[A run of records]

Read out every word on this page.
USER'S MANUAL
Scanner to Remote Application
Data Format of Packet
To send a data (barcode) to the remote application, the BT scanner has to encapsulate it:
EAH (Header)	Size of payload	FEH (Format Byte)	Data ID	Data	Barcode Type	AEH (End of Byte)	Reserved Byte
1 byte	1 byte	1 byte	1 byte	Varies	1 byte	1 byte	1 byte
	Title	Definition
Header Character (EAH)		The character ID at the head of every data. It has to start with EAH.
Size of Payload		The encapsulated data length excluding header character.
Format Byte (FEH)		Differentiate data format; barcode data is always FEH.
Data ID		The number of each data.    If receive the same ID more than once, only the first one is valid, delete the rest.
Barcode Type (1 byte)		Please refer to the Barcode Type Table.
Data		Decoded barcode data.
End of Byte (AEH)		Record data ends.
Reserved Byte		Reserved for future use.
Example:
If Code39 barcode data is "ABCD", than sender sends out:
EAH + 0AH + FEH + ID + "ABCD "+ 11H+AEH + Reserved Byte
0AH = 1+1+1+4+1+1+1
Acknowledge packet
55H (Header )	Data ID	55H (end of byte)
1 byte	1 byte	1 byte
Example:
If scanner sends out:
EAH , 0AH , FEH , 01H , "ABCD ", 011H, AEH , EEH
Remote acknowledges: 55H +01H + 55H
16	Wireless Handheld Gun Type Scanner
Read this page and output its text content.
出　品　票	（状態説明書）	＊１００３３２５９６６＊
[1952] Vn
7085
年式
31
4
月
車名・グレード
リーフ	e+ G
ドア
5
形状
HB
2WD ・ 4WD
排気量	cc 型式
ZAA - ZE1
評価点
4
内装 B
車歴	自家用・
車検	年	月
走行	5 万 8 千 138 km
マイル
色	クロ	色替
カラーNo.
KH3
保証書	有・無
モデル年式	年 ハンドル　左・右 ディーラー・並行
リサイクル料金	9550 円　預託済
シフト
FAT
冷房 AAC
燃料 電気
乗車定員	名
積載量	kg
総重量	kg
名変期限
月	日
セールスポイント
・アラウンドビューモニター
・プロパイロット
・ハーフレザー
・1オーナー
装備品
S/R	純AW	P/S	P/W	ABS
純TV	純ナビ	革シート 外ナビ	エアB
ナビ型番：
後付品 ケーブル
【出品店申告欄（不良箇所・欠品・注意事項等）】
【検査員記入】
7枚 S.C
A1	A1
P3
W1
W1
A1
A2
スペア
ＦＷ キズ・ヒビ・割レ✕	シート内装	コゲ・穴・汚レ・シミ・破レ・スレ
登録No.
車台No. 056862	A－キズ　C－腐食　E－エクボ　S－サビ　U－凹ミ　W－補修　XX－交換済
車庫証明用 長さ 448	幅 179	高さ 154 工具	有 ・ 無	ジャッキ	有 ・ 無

_What to work on_. Track down every line with the word "this" and copy it.

_Worked answer_.
Read out every word on this page.
Read this page and output its text content.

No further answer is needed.